_Exercise_
Search the listing for the string "立善法于天下" and copy every line that contains it.

++++ Records for the task ++++

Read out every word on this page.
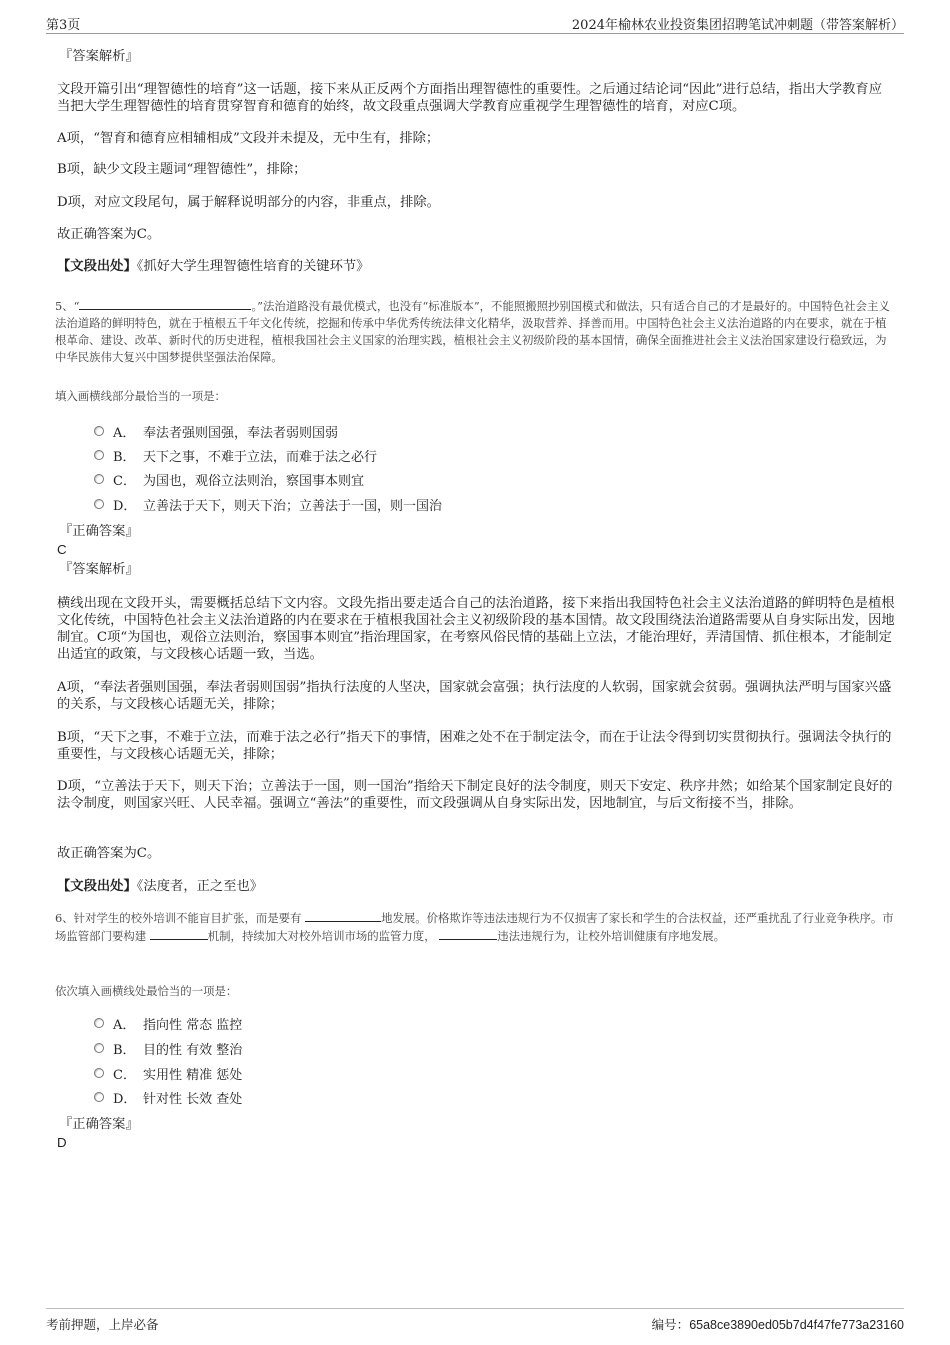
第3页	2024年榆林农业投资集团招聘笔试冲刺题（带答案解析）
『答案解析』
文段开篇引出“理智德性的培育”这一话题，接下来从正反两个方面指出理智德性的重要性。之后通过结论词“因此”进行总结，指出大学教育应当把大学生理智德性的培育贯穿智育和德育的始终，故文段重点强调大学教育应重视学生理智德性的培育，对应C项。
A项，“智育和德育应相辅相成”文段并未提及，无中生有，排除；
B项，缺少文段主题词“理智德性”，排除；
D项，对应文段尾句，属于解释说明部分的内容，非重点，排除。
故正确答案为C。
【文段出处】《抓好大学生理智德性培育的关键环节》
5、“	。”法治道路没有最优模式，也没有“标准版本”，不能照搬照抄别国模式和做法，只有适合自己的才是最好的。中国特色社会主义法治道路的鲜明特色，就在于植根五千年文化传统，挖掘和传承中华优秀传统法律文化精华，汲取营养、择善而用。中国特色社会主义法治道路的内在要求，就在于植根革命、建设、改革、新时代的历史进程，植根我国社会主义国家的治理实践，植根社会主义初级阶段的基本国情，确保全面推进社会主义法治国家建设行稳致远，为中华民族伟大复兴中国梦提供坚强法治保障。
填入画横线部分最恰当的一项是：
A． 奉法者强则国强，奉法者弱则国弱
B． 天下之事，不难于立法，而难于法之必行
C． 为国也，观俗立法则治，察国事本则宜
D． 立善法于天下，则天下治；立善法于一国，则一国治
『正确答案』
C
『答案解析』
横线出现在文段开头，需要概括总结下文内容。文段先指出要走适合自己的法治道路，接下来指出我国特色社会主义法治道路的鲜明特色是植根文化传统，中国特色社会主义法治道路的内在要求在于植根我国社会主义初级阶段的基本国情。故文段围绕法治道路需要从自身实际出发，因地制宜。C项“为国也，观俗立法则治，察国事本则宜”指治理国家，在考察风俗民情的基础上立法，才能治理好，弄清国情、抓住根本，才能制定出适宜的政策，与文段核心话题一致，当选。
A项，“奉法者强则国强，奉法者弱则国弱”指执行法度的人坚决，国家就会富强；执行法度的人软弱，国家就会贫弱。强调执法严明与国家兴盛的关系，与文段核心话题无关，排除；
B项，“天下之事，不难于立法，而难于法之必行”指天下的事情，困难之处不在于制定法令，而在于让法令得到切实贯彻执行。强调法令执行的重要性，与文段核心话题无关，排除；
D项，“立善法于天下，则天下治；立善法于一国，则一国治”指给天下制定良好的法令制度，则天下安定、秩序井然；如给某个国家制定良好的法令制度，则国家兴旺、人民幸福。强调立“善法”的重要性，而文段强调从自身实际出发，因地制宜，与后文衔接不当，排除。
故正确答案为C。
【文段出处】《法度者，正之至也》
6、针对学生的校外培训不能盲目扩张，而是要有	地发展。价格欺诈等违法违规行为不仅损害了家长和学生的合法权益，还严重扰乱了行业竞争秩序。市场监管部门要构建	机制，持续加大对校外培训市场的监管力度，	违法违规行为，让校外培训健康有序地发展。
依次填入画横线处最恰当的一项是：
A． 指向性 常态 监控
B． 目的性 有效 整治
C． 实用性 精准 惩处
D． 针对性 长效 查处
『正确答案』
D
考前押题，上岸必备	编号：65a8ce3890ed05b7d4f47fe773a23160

++++

_Full output_
D． 立善法于天下，则天下治；立善法于一国，则一国治
D项，“立善法于天下，则天下治；立善法于一国，则一国治”指给天下制定良好的法令制度，则天下安定、秩序井然；如给某个国家制定良好的法令制度，则国家兴旺、人民幸福。强调立“善法”的重要性，而文段强调从自身实际出发，因地制宜，与后文衔接不当，排除。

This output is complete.